Brief: Count lines, not occurrences: report how many lines in the records hold the string "reasons", and nothing else.

Entries provided:
---
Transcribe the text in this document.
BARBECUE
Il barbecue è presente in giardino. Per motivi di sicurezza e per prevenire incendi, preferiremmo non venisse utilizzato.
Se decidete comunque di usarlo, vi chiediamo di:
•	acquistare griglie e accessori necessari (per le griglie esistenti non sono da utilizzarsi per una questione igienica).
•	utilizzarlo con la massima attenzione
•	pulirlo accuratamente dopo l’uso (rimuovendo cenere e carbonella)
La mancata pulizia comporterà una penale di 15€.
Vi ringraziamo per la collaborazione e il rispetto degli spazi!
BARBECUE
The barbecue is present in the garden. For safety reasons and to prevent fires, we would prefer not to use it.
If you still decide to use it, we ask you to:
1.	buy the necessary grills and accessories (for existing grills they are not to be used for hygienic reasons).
---
Complete answer: 2